──────── 元の記事 ────────

中国、COP15で途上国へ影響力発揮

2021.10.14 16:38

 【北京=三塚聖平】中国南部の雲南省昆明(こんめい)市で、国連の「生物多様性条約第15回締約国会議」(COP15)が開かれている。議長国を務める中国の習近平国家主席は同会議で、発展途上国を支援するため260億円規模の基金設立を表明。途上国支援で影響力を発揮するとともに、会議開催を通じて世界規模の問題に関する国際的な協調姿勢を内外にアピールする狙いがあるとみられる。

 習氏は12日、COP15にオンライン形式で出席し、途上国の生物多様性の保全事業を支援するために15億元(約260億円)を拠出して「昆明生物多様性基金」を立ち上げると表明。各国に拠出を呼び掛けるとともに、新型コロナウイルス禍の影響を挙げて「経済回復と環境保護という二重の課題に直面する途上国は、より一層の支援と支持が必要だ」と強調した。

 中国は「世界最大の途上国」を自称しており、途上国の利益を擁護する姿勢を見せた形だ。一方で、習氏は「われわれはグリーン国際協力を強化しなければならない」と述べ、国際協調の姿勢も示した。

──────── 提供データ ────────

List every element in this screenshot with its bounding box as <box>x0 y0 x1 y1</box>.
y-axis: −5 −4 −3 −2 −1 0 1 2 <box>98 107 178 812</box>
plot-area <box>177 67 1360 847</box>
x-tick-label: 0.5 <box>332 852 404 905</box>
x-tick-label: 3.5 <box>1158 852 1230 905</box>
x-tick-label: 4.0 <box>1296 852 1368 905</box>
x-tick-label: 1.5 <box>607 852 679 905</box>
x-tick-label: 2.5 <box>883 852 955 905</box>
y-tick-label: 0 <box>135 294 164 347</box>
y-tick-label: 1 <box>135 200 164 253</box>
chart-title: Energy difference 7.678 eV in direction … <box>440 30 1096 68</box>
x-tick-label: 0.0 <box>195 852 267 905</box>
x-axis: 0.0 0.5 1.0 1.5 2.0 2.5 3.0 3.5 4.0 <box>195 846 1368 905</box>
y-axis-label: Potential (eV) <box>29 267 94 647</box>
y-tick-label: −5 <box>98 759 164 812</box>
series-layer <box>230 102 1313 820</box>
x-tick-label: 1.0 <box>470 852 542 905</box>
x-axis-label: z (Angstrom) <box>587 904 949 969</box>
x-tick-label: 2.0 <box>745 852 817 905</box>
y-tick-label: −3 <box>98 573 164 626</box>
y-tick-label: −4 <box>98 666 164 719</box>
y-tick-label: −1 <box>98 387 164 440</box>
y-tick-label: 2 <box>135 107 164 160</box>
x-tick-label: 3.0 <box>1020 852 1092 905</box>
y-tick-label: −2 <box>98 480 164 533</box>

────────

→ 課題:
COP15についての記事によると、習近平国家主席が立ち上げると表明した基金の名前は何ですか。 答えるときは元の記事だけを使ってください。

→ 課題の答え:
「昆明生物多様性基金」です。